[OBJECTIVE]: Please retype the records below exactly, leaving out any pictures.

Data entries for graphics:
>> Start

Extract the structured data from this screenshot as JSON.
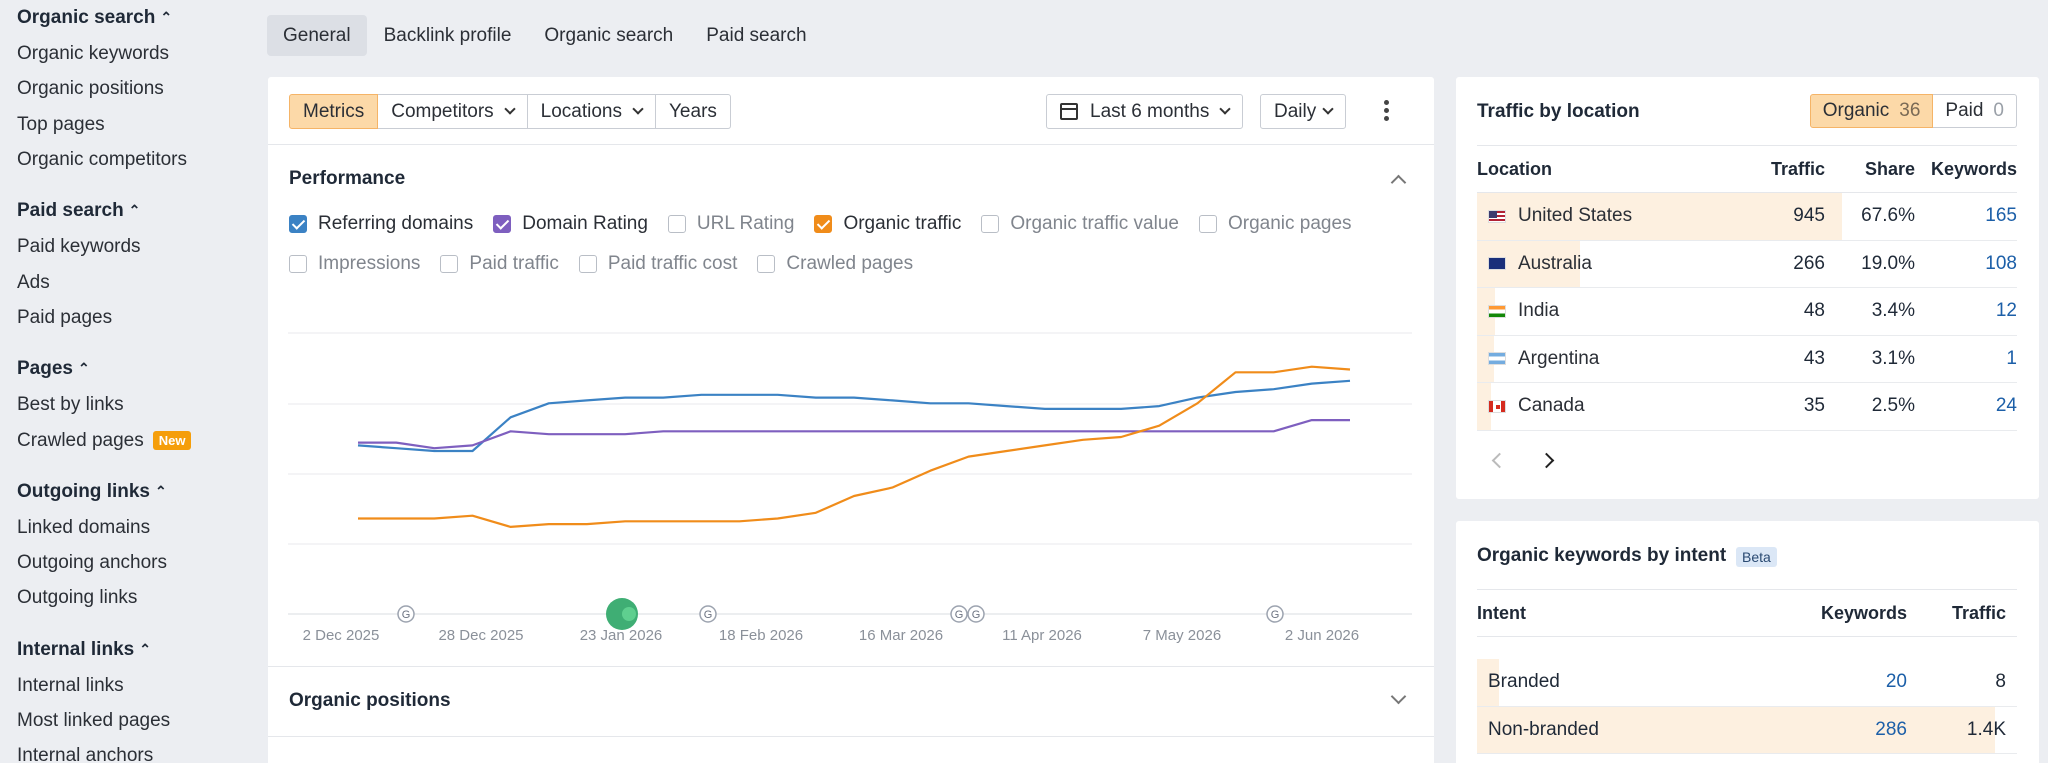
{
  "sidebar": {
    "sections": [
      {
        "title": "Organic search",
        "items": [
          "Organic keywords",
          "Organic positions",
          "Top pages",
          "Organic competitors"
        ]
      },
      {
        "title": "Paid search",
        "items": [
          "Paid keywords",
          "Ads",
          "Paid pages"
        ]
      },
      {
        "title": "Pages",
        "items": [
          "Best by links",
          "Crawled pages"
        ]
      },
      {
        "title": "Outgoing links",
        "items": [
          "Linked domains",
          "Outgoing anchors",
          "Outgoing links"
        ]
      },
      {
        "title": "Internal links",
        "items": [
          "Internal links",
          "Most linked pages",
          "Internal anchors"
        ]
      }
    ],
    "new_badge": "New"
  },
  "top_tabs": [
    "General",
    "Backlink profile",
    "Organic search",
    "Paid search"
  ],
  "toolbar": {
    "segments": [
      "Metrics",
      "Competitors",
      "Locations",
      "Years"
    ],
    "date_range": "Last 6 months",
    "interval": "Daily"
  },
  "performance": {
    "title": "Performance",
    "checkboxes_row1": [
      {
        "label": "Referring domains",
        "checked": true,
        "color": "#3b82c4"
      },
      {
        "label": "Domain Rating",
        "checked": true,
        "color": "#7e5fbf"
      },
      {
        "label": "URL Rating",
        "checked": false
      },
      {
        "label": "Organic traffic",
        "checked": true,
        "color": "#f08c1a"
      },
      {
        "label": "Organic traffic value",
        "checked": false
      },
      {
        "label": "Organic pages",
        "checked": false
      }
    ],
    "checkboxes_row2": [
      {
        "label": "Impressions",
        "checked": false
      },
      {
        "label": "Paid traffic",
        "checked": false
      },
      {
        "label": "Paid traffic cost",
        "checked": false
      },
      {
        "label": "Crawled pages",
        "checked": false
      }
    ]
  },
  "chart_data": {
    "type": "line",
    "x_ticks": [
      "2 Dec 2025",
      "28 Dec 2025",
      "23 Jan 2026",
      "18 Feb 2026",
      "16 Mar 2026",
      "11 Apr 2026",
      "7 May 2026",
      "2 Jun 2026"
    ],
    "annotation_marker": "G",
    "grid": true,
    "series": [
      {
        "name": "Referring domains",
        "color": "#3b82c4",
        "x": [
          0,
          1,
          2,
          3,
          4,
          5,
          6,
          7,
          8,
          9,
          10,
          11,
          12,
          13,
          14,
          15,
          16,
          17,
          18,
          19,
          20,
          21,
          22,
          23,
          24,
          25,
          26
        ],
        "values": [
          60,
          59,
          58,
          58,
          70,
          75,
          76,
          77,
          77,
          78,
          78,
          78,
          77,
          77,
          76,
          75,
          75,
          74,
          73,
          73,
          73,
          74,
          77,
          79,
          80,
          82,
          83
        ]
      },
      {
        "name": "Domain Rating",
        "color": "#7e5fbf",
        "x": [
          0,
          1,
          2,
          3,
          4,
          5,
          6,
          7,
          8,
          9,
          10,
          11,
          12,
          13,
          14,
          15,
          16,
          17,
          18,
          19,
          20,
          21,
          22,
          23,
          24,
          25,
          26
        ],
        "values": [
          61,
          61,
          59,
          60,
          65,
          64,
          64,
          64,
          65,
          65,
          65,
          65,
          65,
          65,
          65,
          65,
          65,
          65,
          65,
          65,
          65,
          65,
          65,
          65,
          65,
          69,
          69
        ]
      },
      {
        "name": "Organic traffic",
        "color": "#f08c1a",
        "x": [
          0,
          1,
          2,
          3,
          4,
          5,
          6,
          7,
          8,
          9,
          10,
          11,
          12,
          13,
          14,
          15,
          16,
          17,
          18,
          19,
          20,
          21,
          22,
          23,
          24,
          25,
          26
        ],
        "values": [
          34,
          34,
          34,
          35,
          31,
          32,
          32,
          33,
          33,
          33,
          33,
          34,
          36,
          42,
          45,
          51,
          56,
          58,
          60,
          62,
          63,
          67,
          75,
          86,
          86,
          88,
          87
        ]
      }
    ]
  },
  "organic_positions": {
    "title": "Organic positions"
  },
  "traffic_by_location": {
    "title": "Traffic by location",
    "toggle": [
      {
        "label": "Organic",
        "count": "36"
      },
      {
        "label": "Paid",
        "count": "0"
      }
    ],
    "columns": [
      "Location",
      "Traffic",
      "Share",
      "Keywords"
    ],
    "rows": [
      {
        "flag": "us-flag-icon",
        "location": "United States",
        "traffic": "945",
        "share": "67.6%",
        "share_value": 67.6,
        "keywords": "165"
      },
      {
        "flag": "au-flag-icon",
        "location": "Australia",
        "traffic": "266",
        "share": "19.0%",
        "share_value": 19.0,
        "keywords": "108"
      },
      {
        "flag": "in-flag-icon",
        "location": "India",
        "traffic": "48",
        "share": "3.4%",
        "share_value": 3.4,
        "keywords": "12"
      },
      {
        "flag": "ar-flag-icon",
        "location": "Argentina",
        "traffic": "43",
        "share": "3.1%",
        "share_value": 3.1,
        "keywords": "1"
      },
      {
        "flag": "ca-flag-icon",
        "location": "Canada",
        "traffic": "35",
        "share": "2.5%",
        "share_value": 2.5,
        "keywords": "24"
      }
    ]
  },
  "keywords_by_intent": {
    "title": "Organic keywords by intent",
    "badge": "Beta",
    "columns": [
      "Intent",
      "Keywords",
      "Traffic"
    ],
    "rows": [
      {
        "intent": "Branded",
        "keywords": "20",
        "traffic": "8",
        "share_value": 4
      },
      {
        "intent": "Non-branded",
        "keywords": "286",
        "traffic": "1.4K",
        "share_value": 96
      }
    ]
  }
}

>> End

[EXERCISE SOLUTION]:
Extract the structured data from this screenshot as JSON.
{
  "sidebar": {
    "sections": [
      {
        "title": "Organic search",
        "items": [
          "Organic keywords",
          "Organic positions",
          "Top pages",
          "Organic competitors"
        ]
      },
      {
        "title": "Paid search",
        "items": [
          "Paid keywords",
          "Ads",
          "Paid pages"
        ]
      },
      {
        "title": "Pages",
        "items": [
          "Best by links",
          "Crawled pages"
        ]
      },
      {
        "title": "Outgoing links",
        "items": [
          "Linked domains",
          "Outgoing anchors",
          "Outgoing links"
        ]
      },
      {
        "title": "Internal links",
        "items": [
          "Internal links",
          "Most linked pages",
          "Internal anchors"
        ]
      }
    ],
    "new_badge": "New"
  },
  "top_tabs": [
    "General",
    "Backlink profile",
    "Organic search",
    "Paid search"
  ],
  "toolbar": {
    "segments": [
      "Metrics",
      "Competitors",
      "Locations",
      "Years"
    ],
    "date_range": "Last 6 months",
    "interval": "Daily"
  },
  "performance": {
    "title": "Performance",
    "checkboxes_row1": [
      {
        "label": "Referring domains",
        "checked": true,
        "color": "#3b82c4"
      },
      {
        "label": "Domain Rating",
        "checked": true,
        "color": "#7e5fbf"
      },
      {
        "label": "URL Rating",
        "checked": false
      },
      {
        "label": "Organic traffic",
        "checked": true,
        "color": "#f08c1a"
      },
      {
        "label": "Organic traffic value",
        "checked": false
      },
      {
        "label": "Organic pages",
        "checked": false
      }
    ],
    "checkboxes_row2": [
      {
        "label": "Impressions",
        "checked": false
      },
      {
        "label": "Paid traffic",
        "checked": false
      },
      {
        "label": "Paid traffic cost",
        "checked": false
      },
      {
        "label": "Crawled pages",
        "checked": false
      }
    ]
  },
  "chart_data": {
    "type": "line",
    "x_ticks": [
      "2 Dec 2025",
      "28 Dec 2025",
      "23 Jan 2026",
      "18 Feb 2026",
      "16 Mar 2026",
      "11 Apr 2026",
      "7 May 2026",
      "2 Jun 2026"
    ],
    "annotation_marker": "G",
    "grid": true,
    "series": [
      {
        "name": "Referring domains",
        "color": "#3b82c4",
        "x": [
          0,
          1,
          2,
          3,
          4,
          5,
          6,
          7,
          8,
          9,
          10,
          11,
          12,
          13,
          14,
          15,
          16,
          17,
          18,
          19,
          20,
          21,
          22,
          23,
          24,
          25,
          26
        ],
        "values": [
          60,
          59,
          58,
          58,
          70,
          75,
          76,
          77,
          77,
          78,
          78,
          78,
          77,
          77,
          76,
          75,
          75,
          74,
          73,
          73,
          73,
          74,
          77,
          79,
          80,
          82,
          83
        ]
      },
      {
        "name": "Domain Rating",
        "color": "#7e5fbf",
        "x": [
          0,
          1,
          2,
          3,
          4,
          5,
          6,
          7,
          8,
          9,
          10,
          11,
          12,
          13,
          14,
          15,
          16,
          17,
          18,
          19,
          20,
          21,
          22,
          23,
          24,
          25,
          26
        ],
        "values": [
          61,
          61,
          59,
          60,
          65,
          64,
          64,
          64,
          65,
          65,
          65,
          65,
          65,
          65,
          65,
          65,
          65,
          65,
          65,
          65,
          65,
          65,
          65,
          65,
          65,
          69,
          69
        ]
      },
      {
        "name": "Organic traffic",
        "color": "#f08c1a",
        "x": [
          0,
          1,
          2,
          3,
          4,
          5,
          6,
          7,
          8,
          9,
          10,
          11,
          12,
          13,
          14,
          15,
          16,
          17,
          18,
          19,
          20,
          21,
          22,
          23,
          24,
          25,
          26
        ],
        "values": [
          34,
          34,
          34,
          35,
          31,
          32,
          32,
          33,
          33,
          33,
          33,
          34,
          36,
          42,
          45,
          51,
          56,
          58,
          60,
          62,
          63,
          67,
          75,
          86,
          86,
          88,
          87
        ]
      }
    ]
  },
  "organic_positions": {
    "title": "Organic positions"
  },
  "traffic_by_location": {
    "title": "Traffic by location",
    "toggle": [
      {
        "label": "Organic",
        "count": "36"
      },
      {
        "label": "Paid",
        "count": "0"
      }
    ],
    "columns": [
      "Location",
      "Traffic",
      "Share",
      "Keywords"
    ],
    "rows": [
      {
        "flag": "us-flag-icon",
        "location": "United States",
        "traffic": "945",
        "share": "67.6%",
        "share_value": 67.6,
        "keywords": "165"
      },
      {
        "flag": "au-flag-icon",
        "location": "Australia",
        "traffic": "266",
        "share": "19.0%",
        "share_value": 19.0,
        "keywords": "108"
      },
      {
        "flag": "in-flag-icon",
        "location": "India",
        "traffic": "48",
        "share": "3.4%",
        "share_value": 3.4,
        "keywords": "12"
      },
      {
        "flag": "ar-flag-icon",
        "location": "Argentina",
        "traffic": "43",
        "share": "3.1%",
        "share_value": 3.1,
        "keywords": "1"
      },
      {
        "flag": "ca-flag-icon",
        "location": "Canada",
        "traffic": "35",
        "share": "2.5%",
        "share_value": 2.5,
        "keywords": "24"
      }
    ]
  },
  "keywords_by_intent": {
    "title": "Organic keywords by intent",
    "badge": "Beta",
    "columns": [
      "Intent",
      "Keywords",
      "Traffic"
    ],
    "rows": [
      {
        "intent": "Branded",
        "keywords": "20",
        "traffic": "8",
        "share_value": 4
      },
      {
        "intent": "Non-branded",
        "keywords": "286",
        "traffic": "1.4K",
        "share_value": 96
      }
    ]
  }
}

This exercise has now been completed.